EXERCISE OBJECTIVE: Retype the records below exactly as they appear.

DATA LINES:
══════════════════════════════

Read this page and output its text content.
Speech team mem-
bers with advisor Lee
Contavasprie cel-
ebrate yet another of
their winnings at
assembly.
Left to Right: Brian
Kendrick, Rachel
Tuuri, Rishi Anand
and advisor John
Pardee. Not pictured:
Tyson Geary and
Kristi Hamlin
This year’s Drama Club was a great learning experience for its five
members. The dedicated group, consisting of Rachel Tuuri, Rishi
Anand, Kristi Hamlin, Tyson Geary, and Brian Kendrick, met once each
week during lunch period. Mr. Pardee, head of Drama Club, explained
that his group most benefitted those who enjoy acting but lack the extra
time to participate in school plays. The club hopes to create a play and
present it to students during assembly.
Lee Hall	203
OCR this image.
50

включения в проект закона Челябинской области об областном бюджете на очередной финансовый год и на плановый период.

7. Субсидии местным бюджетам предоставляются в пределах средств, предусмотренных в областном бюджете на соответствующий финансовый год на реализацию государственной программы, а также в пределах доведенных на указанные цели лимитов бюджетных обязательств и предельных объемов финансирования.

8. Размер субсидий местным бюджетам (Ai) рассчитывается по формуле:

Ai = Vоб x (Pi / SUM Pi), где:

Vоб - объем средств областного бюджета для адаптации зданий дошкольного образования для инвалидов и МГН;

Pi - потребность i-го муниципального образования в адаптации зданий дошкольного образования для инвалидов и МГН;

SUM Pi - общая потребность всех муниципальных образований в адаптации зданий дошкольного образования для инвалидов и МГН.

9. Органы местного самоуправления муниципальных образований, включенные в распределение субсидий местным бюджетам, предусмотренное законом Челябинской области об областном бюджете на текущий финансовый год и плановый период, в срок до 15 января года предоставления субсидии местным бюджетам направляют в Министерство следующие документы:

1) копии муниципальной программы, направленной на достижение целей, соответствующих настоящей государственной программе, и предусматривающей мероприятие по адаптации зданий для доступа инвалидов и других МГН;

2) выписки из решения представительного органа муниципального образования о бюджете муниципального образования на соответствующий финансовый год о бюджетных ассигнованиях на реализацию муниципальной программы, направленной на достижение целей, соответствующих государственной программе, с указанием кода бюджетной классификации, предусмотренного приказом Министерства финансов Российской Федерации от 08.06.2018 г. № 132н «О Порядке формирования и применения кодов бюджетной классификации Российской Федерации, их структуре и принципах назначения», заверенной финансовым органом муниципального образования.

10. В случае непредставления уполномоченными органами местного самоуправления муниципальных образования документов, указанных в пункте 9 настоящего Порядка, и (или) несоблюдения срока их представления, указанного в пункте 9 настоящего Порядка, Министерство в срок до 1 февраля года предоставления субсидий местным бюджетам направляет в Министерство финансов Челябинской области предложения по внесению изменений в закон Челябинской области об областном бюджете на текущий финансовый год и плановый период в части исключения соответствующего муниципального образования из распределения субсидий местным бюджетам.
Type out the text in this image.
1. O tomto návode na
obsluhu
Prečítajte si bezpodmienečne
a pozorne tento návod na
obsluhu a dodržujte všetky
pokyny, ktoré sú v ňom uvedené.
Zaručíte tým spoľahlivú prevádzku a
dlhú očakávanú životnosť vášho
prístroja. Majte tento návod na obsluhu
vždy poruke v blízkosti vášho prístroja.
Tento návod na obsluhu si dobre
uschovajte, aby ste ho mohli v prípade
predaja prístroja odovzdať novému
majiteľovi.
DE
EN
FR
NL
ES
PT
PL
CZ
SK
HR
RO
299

══════════════════════════════

TASK RESPONSE:
Read this page and output its text content.
Speech team mem-
bers with advisor Lee
Contavasprie cel-
ebrate yet another of
their winnings at
assembly.
Left to Right: Brian
Kendrick, Rachel
Tuuri, Rishi Anand
and advisor John
Pardee. Not pictured:
Tyson Geary and
Kristi Hamlin
This year’s Drama Club was a great learning experience for its five
members. The dedicated group, consisting of Rachel Tuuri, Rishi
Anand, Kristi Hamlin, Tyson Geary, and Brian Kendrick, met once each
week during lunch period. Mr. Pardee, head of Drama Club, explained
that his group most benefitted those who enjoy acting but lack the extra
time to participate in school plays. The club hopes to create a play and
present it to students during assembly.
Lee Hall	203
OCR this image.
50

включения в проект закона Челябинской области об областном бюджете на очередной финансовый год и на плановый период.

7. Субсидии местным бюджетам предоставляются в пределах средств, предусмотренных в областном бюджете на соответствующий финансовый год на реализацию государственной программы, а также в пределах доведенных на указанные цели лимитов бюджетных обязательств и предельных объемов финансирования.

8. Размер субсидий местным бюджетам (Ai) рассчитывается по формуле:

Ai = Vоб x (Pi / SUM Pi), где:

Vоб - объем средств областного бюджета для адаптации зданий дошкольного образования для инвалидов и МГН;

Pi - потребность i-го муниципального образования в адаптации зданий дошкольного образования для инвалидов и МГН;

SUM Pi - общая потребность всех муниципальных образований в адаптации зданий дошкольного образования для инвалидов и МГН.

9. Органы местного самоуправления муниципальных образований, включенные в распределение субсидий местным бюджетам, предусмотренное законом Челябинской области об областном бюджете на текущий финансовый год и плановый период, в срок до 15 января года предоставления субсидии местным бюджетам направляют в Министерство следующие документы:

1) копии муниципальной программы, направленной на достижение целей, соответствующих настоящей государственной программе, и предусматривающей мероприятие по адаптации зданий для доступа инвалидов и других МГН;

2) выписки из решения представительного органа муниципального образования о бюджете муниципального образования на соответствующий финансовый год о бюджетных ассигнованиях на реализацию муниципальной программы, направленной на достижение целей, соответствующих государственной программе, с указанием кода бюджетной классификации, предусмотренного приказом Министерства финансов Российской Федерации от 08.06.2018 г. № 132н «О Порядке формирования и применения кодов бюджетной классификации Российской Федерации, их структуре и принципах назначения», заверенной финансовым органом муниципального образования.

10. В случае непредставления уполномоченными органами местного самоуправления муниципальных образования документов, указанных в пункте 9 настоящего Порядка, и (или) несоблюдения срока их представления, указанного в пункте 9 настоящего Порядка, Министерство в срок до 1 февраля года предоставления субсидий местным бюджетам направляет в Министерство финансов Челябинской области предложения по внесению изменений в закон Челябинской области об областном бюджете на текущий финансовый год и плановый период в части исключения соответствующего муниципального образования из распределения субсидий местным бюджетам.
Type out the text in this image.
1. O tomto návode na
obsluhu
Prečítajte si bezpodmienečne
a pozorne tento návod na
obsluhu a dodržujte všetky
pokyny, ktoré sú v ňom uvedené.
Zaručíte tým spoľahlivú prevádzku a
dlhú očakávanú životnosť vášho
prístroja. Majte tento návod na obsluhu
vždy poruke v blízkosti vášho prístroja.
Tento návod na obsluhu si dobre
uschovajte, aby ste ho mohli v prípade
predaja prístroja odovzdať novému
majiteľovi.
DE
EN
FR
NL
ES
PT
PL
CZ
SK
HR
RO
299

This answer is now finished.